* Task material *
= = = =

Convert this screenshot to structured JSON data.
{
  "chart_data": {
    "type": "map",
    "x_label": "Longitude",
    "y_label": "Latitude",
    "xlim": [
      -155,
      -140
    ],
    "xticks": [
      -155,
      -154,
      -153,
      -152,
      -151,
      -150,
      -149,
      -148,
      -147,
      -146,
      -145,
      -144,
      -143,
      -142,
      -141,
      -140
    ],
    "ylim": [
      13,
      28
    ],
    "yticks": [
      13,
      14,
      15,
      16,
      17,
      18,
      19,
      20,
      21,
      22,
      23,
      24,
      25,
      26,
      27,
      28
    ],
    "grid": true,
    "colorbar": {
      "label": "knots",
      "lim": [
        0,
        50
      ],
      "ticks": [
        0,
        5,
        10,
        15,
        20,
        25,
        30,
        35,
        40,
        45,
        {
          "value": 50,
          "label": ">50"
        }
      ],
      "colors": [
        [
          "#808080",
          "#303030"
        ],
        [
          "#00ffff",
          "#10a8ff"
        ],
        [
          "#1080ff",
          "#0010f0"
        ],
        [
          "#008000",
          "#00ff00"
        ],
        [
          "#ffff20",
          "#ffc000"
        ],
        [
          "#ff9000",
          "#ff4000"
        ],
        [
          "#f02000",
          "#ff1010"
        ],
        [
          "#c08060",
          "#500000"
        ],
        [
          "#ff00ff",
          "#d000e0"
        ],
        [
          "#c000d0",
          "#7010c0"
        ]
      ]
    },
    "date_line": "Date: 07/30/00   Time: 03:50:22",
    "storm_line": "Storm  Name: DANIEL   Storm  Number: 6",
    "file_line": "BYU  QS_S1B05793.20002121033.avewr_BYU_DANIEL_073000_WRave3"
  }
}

= = = =

* Exercise details *
Print all of the entries again, exactly as written.

* Solution *
Convert this screenshot to structured JSON data.
{
  "chart_data": {
    "type": "map",
    "x_label": "Longitude",
    "y_label": "Latitude",
    "xlim": [
      -155,
      -140
    ],
    "xticks": [
      -155,
      -154,
      -153,
      -152,
      -151,
      -150,
      -149,
      -148,
      -147,
      -146,
      -145,
      -144,
      -143,
      -142,
      -141,
      -140
    ],
    "ylim": [
      13,
      28
    ],
    "yticks": [
      13,
      14,
      15,
      16,
      17,
      18,
      19,
      20,
      21,
      22,
      23,
      24,
      25,
      26,
      27,
      28
    ],
    "grid": true,
    "colorbar": {
      "label": "knots",
      "lim": [
        0,
        50
      ],
      "ticks": [
        0,
        5,
        10,
        15,
        20,
        25,
        30,
        35,
        40,
        45,
        {
          "value": 50,
          "label": ">50"
        }
      ],
      "colors": [
        [
          "#808080",
          "#303030"
        ],
        [
          "#00ffff",
          "#10a8ff"
        ],
        [
          "#1080ff",
          "#0010f0"
        ],
        [
          "#008000",
          "#00ff00"
        ],
        [
          "#ffff20",
          "#ffc000"
        ],
        [
          "#ff9000",
          "#ff4000"
        ],
        [
          "#f02000",
          "#ff1010"
        ],
        [
          "#c08060",
          "#500000"
        ],
        [
          "#ff00ff",
          "#d000e0"
        ],
        [
          "#c000d0",
          "#7010c0"
        ]
      ]
    },
    "date_line": "Date: 07/30/00   Time: 03:50:22",
    "storm_line": "Storm  Name: DANIEL   Storm  Number: 6",
    "file_line": "BYU  QS_S1B05793.20002121033.avewr_BYU_DANIEL_073000_WRave3"
  }
}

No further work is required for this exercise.